• _GOAL OF THE EXERCISE_
Each entry that follows must be output without any deviation.

★ ★ ★ ★

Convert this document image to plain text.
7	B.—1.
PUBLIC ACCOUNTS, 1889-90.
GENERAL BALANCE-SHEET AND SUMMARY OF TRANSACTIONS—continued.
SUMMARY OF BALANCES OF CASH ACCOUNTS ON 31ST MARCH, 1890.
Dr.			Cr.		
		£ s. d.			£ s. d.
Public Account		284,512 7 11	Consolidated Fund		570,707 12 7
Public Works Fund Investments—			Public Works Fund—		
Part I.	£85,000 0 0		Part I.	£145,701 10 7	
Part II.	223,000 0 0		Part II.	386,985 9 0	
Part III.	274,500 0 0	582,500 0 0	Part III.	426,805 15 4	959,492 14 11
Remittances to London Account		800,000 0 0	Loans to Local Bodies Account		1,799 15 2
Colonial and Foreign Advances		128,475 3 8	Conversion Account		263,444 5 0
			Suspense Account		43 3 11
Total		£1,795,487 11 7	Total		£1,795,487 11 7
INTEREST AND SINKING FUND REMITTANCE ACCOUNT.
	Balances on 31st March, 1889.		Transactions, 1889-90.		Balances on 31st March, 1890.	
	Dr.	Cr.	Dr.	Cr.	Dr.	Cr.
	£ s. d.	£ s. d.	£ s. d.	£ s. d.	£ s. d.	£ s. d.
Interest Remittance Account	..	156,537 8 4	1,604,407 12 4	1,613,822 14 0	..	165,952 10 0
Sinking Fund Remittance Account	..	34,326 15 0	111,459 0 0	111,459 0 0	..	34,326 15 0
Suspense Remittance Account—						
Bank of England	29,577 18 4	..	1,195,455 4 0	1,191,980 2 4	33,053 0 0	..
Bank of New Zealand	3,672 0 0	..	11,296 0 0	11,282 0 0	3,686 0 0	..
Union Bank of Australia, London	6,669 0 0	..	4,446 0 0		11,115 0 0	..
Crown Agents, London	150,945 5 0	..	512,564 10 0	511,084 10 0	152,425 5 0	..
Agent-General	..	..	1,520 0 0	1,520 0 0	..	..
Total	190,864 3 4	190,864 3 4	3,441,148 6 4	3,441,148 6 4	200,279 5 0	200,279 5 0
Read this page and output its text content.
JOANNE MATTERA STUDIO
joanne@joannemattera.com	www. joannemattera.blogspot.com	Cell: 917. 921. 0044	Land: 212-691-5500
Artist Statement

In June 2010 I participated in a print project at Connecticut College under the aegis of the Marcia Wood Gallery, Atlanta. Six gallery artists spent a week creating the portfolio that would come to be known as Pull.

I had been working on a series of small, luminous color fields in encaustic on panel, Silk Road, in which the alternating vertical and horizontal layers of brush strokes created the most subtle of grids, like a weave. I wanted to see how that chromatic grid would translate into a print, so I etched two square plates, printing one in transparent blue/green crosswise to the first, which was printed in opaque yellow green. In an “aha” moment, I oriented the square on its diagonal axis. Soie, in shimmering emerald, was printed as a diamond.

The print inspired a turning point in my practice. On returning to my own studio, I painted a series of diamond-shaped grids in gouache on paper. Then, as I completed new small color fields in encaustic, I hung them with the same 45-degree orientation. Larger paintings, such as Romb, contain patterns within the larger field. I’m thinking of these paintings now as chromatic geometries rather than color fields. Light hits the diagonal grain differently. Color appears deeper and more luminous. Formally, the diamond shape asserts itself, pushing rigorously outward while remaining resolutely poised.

★ ★ ★ ★

• _THE OUTPUT_
Convert this document image to plain text.
7	B.—1.
PUBLIC ACCOUNTS, 1889-90.
GENERAL BALANCE-SHEET AND SUMMARY OF TRANSACTIONS—continued.
SUMMARY OF BALANCES OF CASH ACCOUNTS ON 31ST MARCH, 1890.
Dr.			Cr.		
		£ s. d.			£ s. d.
Public Account		284,512 7 11	Consolidated Fund		570,707 12 7
Public Works Fund Investments—			Public Works Fund—		
Part I.	£85,000 0 0		Part I.	£145,701 10 7	
Part II.	223,000 0 0		Part II.	386,985 9 0	
Part III.	274,500 0 0	582,500 0 0	Part III.	426,805 15 4	959,492 14 11
Remittances to London Account		800,000 0 0	Loans to Local Bodies Account		1,799 15 2
Colonial and Foreign Advances		128,475 3 8	Conversion Account		263,444 5 0
			Suspense Account		43 3 11
Total		£1,795,487 11 7	Total		£1,795,487 11 7
INTEREST AND SINKING FUND REMITTANCE ACCOUNT.
	Balances on 31st March, 1889.		Transactions, 1889-90.		Balances on 31st March, 1890.	
	Dr.	Cr.	Dr.	Cr.	Dr.	Cr.
	£ s. d.	£ s. d.	£ s. d.	£ s. d.	£ s. d.	£ s. d.
Interest Remittance Account	..	156,537 8 4	1,604,407 12 4	1,613,822 14 0	..	165,952 10 0
Sinking Fund Remittance Account	..	34,326 15 0	111,459 0 0	111,459 0 0	..	34,326 15 0
Suspense Remittance Account—						
Bank of England	29,577 18 4	..	1,195,455 4 0	1,191,980 2 4	33,053 0 0	..
Bank of New Zealand	3,672 0 0	..	11,296 0 0	11,282 0 0	3,686 0 0	..
Union Bank of Australia, London	6,669 0 0	..	4,446 0 0		11,115 0 0	..
Crown Agents, London	150,945 5 0	..	512,564 10 0	511,084 10 0	152,425 5 0	..
Agent-General	..	..	1,520 0 0	1,520 0 0	..	..
Total	190,864 3 4	190,864 3 4	3,441,148 6 4	3,441,148 6 4	200,279 5 0	200,279 5 0
Read this page and output its text content.
JOANNE MATTERA STUDIO
joanne@joannemattera.com	www. joannemattera.blogspot.com	Cell: 917. 921. 0044	Land: 212-691-5500
Artist Statement

In June 2010 I participated in a print project at Connecticut College under the aegis of the Marcia Wood Gallery, Atlanta. Six gallery artists spent a week creating the portfolio that would come to be known as Pull.

I had been working on a series of small, luminous color fields in encaustic on panel, Silk Road, in which the alternating vertical and horizontal layers of brush strokes created the most subtle of grids, like a weave. I wanted to see how that chromatic grid would translate into a print, so I etched two square plates, printing one in transparent blue/green crosswise to the first, which was printed in opaque yellow green. In an “aha” moment, I oriented the square on its diagonal axis. Soie, in shimmering emerald, was printed as a diamond.

The print inspired a turning point in my practice. On returning to my own studio, I painted a series of diamond-shaped grids in gouache on paper. Then, as I completed new small color fields in encaustic, I hung them with the same 45-degree orientation. Larger paintings, such as Romb, contain patterns within the larger field. I’m thinking of these paintings now as chromatic geometries rather than color fields. Light hits the diagonal grain differently. Color appears deeper and more luminous. Formally, the diamond shape asserts itself, pushing rigorously outward while remaining resolutely poised.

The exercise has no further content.